SET PROBLEM – Copy down all of the data underneath, exactly as shown.

STORED ROWS –
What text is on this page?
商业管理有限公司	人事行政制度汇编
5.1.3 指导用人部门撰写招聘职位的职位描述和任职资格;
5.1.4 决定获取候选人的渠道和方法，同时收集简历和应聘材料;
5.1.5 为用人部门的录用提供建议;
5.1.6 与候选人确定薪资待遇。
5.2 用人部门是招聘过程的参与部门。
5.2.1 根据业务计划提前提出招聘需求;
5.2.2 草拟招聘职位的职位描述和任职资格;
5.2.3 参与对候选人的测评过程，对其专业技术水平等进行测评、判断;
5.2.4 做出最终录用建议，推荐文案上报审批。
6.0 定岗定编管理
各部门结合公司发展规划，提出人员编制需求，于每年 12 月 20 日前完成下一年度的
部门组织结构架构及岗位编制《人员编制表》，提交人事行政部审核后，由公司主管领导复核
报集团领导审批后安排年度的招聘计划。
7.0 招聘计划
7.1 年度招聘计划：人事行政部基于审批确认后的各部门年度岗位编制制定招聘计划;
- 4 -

WRITTEN RESPONSE –
What text is on this page?
商业管理有限公司	人事行政制度汇编
5.1.3 指导用人部门撰写招聘职位的职位描述和任职资格;
5.1.4 决定获取候选人的渠道和方法，同时收集简历和应聘材料;
5.1.5 为用人部门的录用提供建议;
5.1.6 与候选人确定薪资待遇。
5.2 用人部门是招聘过程的参与部门。
5.2.1 根据业务计划提前提出招聘需求;
5.2.2 草拟招聘职位的职位描述和任职资格;
5.2.3 参与对候选人的测评过程，对其专业技术水平等进行测评、判断;
5.2.4 做出最终录用建议，推荐文案上报审批。
6.0 定岗定编管理
各部门结合公司发展规划，提出人员编制需求，于每年 12 月 20 日前完成下一年度的
部门组织结构架构及岗位编制《人员编制表》，提交人事行政部审核后，由公司主管领导复核
报集团领导审批后安排年度的招聘计划。
7.0 招聘计划
7.1 年度招聘计划：人事行政部基于审批确认后的各部门年度岗位编制制定招聘计划;
- 4 -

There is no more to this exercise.